------ Records to use
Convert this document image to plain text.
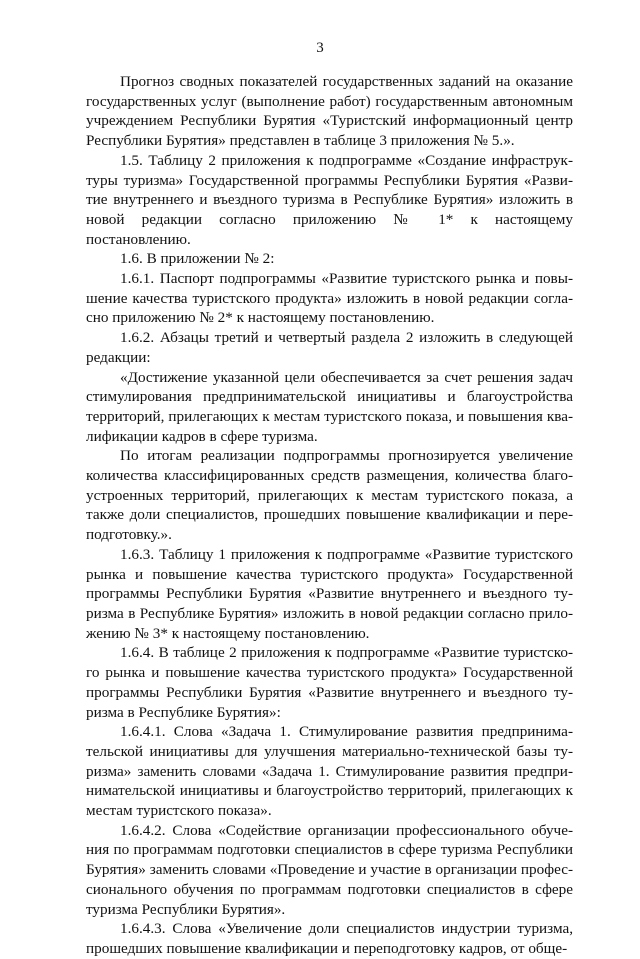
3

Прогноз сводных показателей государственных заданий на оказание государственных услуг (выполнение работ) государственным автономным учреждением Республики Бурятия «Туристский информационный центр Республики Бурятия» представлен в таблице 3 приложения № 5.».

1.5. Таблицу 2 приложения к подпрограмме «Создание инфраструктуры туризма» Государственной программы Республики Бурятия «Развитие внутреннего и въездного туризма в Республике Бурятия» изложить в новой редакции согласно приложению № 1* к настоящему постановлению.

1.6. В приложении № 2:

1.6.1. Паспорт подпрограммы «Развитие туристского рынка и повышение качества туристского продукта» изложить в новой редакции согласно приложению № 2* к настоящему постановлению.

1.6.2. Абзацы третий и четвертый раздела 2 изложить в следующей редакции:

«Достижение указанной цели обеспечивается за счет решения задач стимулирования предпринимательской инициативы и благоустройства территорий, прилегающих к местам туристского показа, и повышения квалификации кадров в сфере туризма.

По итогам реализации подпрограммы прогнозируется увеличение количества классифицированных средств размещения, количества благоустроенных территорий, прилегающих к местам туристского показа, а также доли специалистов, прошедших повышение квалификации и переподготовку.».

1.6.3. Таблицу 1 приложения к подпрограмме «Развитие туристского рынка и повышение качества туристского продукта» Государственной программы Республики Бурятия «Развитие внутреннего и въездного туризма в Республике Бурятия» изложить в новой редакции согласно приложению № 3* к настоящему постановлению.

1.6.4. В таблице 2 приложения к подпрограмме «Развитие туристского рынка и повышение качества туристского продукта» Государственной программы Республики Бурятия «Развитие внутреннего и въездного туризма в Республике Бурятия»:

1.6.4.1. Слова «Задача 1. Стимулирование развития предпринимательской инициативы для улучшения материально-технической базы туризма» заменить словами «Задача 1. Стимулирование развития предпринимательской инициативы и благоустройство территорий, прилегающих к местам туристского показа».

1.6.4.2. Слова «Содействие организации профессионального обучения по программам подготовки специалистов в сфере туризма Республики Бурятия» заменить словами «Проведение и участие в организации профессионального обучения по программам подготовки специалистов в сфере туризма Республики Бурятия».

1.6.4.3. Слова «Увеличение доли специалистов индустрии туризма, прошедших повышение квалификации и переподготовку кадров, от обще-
------------
------ Records to use
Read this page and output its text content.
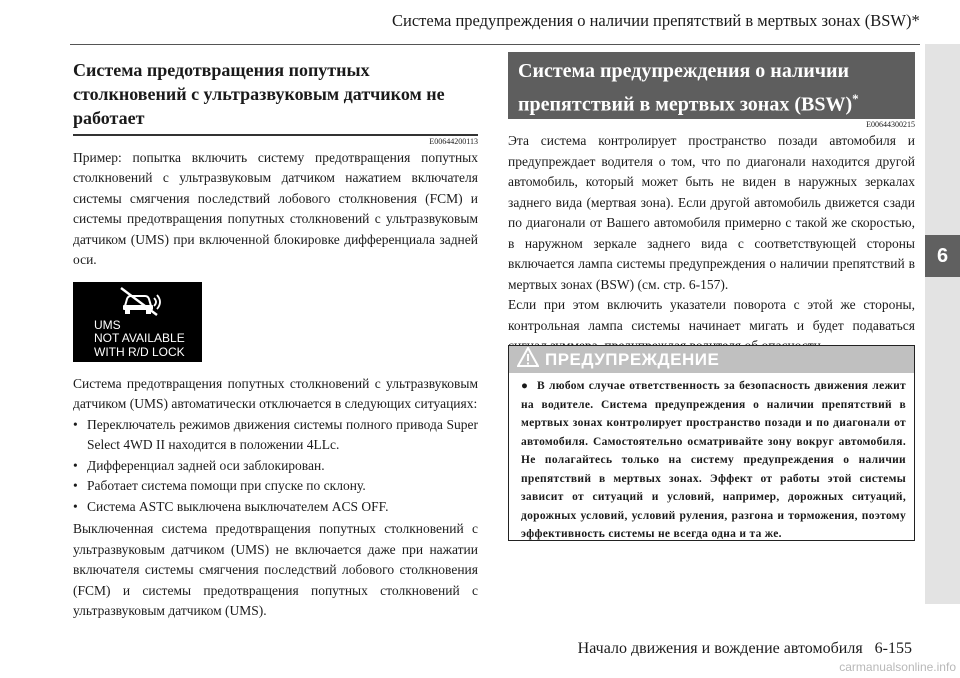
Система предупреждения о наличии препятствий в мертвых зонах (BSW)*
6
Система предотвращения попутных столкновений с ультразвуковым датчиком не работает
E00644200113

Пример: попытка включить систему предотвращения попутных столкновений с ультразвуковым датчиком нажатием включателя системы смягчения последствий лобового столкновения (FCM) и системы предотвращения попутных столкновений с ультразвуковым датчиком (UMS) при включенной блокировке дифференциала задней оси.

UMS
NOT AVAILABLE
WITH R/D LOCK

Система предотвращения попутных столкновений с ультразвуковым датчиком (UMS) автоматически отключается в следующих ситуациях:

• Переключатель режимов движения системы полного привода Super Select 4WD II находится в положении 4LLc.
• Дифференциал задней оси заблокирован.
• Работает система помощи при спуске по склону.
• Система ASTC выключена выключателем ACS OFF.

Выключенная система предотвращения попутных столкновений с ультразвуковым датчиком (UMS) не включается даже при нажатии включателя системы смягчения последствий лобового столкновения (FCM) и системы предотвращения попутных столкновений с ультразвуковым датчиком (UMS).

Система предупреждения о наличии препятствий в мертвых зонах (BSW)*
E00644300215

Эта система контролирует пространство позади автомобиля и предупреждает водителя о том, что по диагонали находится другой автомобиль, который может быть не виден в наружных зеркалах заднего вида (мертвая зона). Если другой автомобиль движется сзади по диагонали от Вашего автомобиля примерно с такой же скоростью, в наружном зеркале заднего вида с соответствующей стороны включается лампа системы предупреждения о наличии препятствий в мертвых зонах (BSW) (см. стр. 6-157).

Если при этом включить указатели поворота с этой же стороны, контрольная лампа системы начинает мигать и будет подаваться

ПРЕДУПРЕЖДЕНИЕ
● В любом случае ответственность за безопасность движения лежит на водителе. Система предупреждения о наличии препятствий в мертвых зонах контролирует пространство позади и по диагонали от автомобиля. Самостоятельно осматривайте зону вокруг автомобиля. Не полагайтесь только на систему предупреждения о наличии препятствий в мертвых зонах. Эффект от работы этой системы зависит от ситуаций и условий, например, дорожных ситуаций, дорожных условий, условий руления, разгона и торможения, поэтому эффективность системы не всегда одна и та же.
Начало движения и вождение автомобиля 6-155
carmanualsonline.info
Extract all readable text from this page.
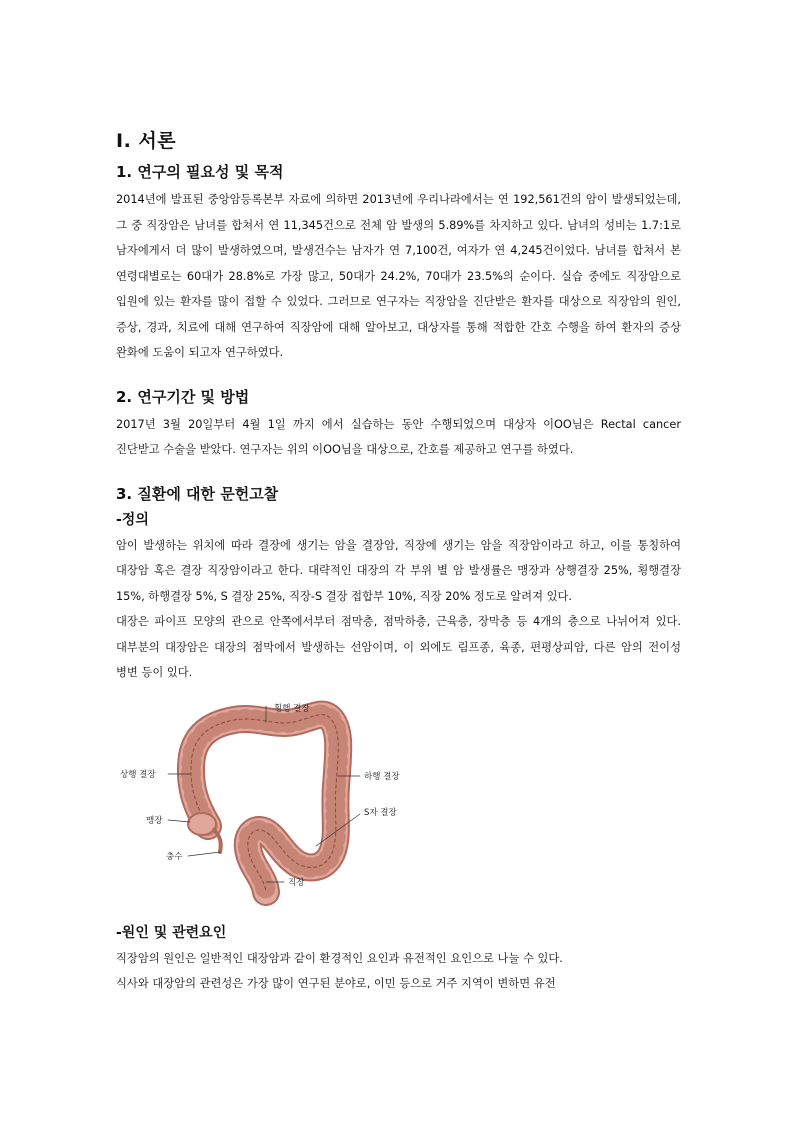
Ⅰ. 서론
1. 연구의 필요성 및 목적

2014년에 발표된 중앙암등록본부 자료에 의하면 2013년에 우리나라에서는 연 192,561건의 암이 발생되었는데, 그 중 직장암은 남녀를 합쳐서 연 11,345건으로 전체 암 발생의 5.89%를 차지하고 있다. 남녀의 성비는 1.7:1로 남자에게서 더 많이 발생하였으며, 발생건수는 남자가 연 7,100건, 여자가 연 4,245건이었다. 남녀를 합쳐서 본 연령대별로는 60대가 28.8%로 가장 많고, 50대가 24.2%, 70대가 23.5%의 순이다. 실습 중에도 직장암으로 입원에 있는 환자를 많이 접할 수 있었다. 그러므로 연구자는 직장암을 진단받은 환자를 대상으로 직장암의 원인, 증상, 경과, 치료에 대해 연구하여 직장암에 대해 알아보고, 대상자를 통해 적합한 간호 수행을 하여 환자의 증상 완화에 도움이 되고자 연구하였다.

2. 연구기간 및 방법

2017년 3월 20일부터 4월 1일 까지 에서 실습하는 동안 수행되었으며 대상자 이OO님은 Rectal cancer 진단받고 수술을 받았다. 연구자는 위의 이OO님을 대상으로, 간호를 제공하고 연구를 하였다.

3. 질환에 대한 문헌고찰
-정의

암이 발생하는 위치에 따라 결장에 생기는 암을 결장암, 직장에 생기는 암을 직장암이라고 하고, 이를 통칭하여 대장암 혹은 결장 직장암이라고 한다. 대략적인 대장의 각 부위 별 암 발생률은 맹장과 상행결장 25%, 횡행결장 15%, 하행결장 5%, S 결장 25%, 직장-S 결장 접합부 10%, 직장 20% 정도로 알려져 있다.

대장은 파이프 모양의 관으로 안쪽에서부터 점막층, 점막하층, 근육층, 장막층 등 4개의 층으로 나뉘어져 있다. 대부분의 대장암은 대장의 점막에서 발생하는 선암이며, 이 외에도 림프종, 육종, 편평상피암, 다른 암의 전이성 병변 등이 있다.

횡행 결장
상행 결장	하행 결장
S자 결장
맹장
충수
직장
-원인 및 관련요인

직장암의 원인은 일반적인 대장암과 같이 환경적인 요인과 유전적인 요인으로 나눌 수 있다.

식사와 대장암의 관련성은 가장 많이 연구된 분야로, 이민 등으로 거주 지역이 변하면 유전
------------
------ Records to use
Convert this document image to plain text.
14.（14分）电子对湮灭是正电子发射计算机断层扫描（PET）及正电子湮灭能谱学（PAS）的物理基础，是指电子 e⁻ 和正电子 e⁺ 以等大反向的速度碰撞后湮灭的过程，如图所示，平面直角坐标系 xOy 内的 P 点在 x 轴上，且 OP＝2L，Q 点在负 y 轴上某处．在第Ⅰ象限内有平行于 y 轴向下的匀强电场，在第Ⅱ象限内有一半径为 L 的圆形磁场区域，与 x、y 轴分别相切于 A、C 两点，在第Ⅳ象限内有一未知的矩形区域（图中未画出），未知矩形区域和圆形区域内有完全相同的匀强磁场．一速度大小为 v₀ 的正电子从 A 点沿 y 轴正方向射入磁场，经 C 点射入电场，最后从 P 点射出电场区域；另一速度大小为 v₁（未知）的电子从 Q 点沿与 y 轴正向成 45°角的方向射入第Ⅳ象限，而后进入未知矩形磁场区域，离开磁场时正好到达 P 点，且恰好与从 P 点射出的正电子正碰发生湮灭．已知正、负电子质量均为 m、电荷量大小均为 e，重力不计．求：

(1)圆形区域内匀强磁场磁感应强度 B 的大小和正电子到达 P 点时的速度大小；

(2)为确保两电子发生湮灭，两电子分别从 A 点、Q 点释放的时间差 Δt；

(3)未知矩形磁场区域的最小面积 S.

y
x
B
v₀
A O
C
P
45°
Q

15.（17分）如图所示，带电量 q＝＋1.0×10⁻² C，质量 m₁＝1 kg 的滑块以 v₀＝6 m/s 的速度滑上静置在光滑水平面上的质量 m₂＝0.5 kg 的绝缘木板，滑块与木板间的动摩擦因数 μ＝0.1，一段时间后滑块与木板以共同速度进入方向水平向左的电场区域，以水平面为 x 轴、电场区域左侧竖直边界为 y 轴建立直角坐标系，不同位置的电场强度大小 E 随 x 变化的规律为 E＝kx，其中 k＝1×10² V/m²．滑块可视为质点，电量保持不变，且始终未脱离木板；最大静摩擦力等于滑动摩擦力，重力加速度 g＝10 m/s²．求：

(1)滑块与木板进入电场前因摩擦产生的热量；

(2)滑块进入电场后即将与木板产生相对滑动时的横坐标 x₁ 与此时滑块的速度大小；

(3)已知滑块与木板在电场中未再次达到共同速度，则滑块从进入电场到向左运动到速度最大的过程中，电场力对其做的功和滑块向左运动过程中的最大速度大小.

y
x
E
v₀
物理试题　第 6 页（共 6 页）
------------
* [Written exercise] Using the records above, copy each line that contains "редакции".

* [Answer to this exercise]
1.5. Таблицу 2 приложения к подпрограмме «Создание инфраструктуры туризма» Государственной программы Республики Бурятия «Развитие внутреннего и въездного туризма в Республике Бурятия» изложить в новой редакции согласно приложению № 1* к настоящему постановлению.
1.6.1. Паспорт подпрограммы «Развитие туристского рынка и повышение качества туристского продукта» изложить в новой редакции согласно приложению № 2* к настоящему постановлению.
1.6.2. Абзацы третий и четвертый раздела 2 изложить в следующей редакции:
1.6.3. Таблицу 1 приложения к подпрограмме «Развитие туристского рынка и повышение качества туристского продукта» Государственной программы Республики Бурятия «Развитие внутреннего и въездного туризма в Республике Бурятия» изложить в новой редакции согласно приложению № 3* к настоящему постановлению.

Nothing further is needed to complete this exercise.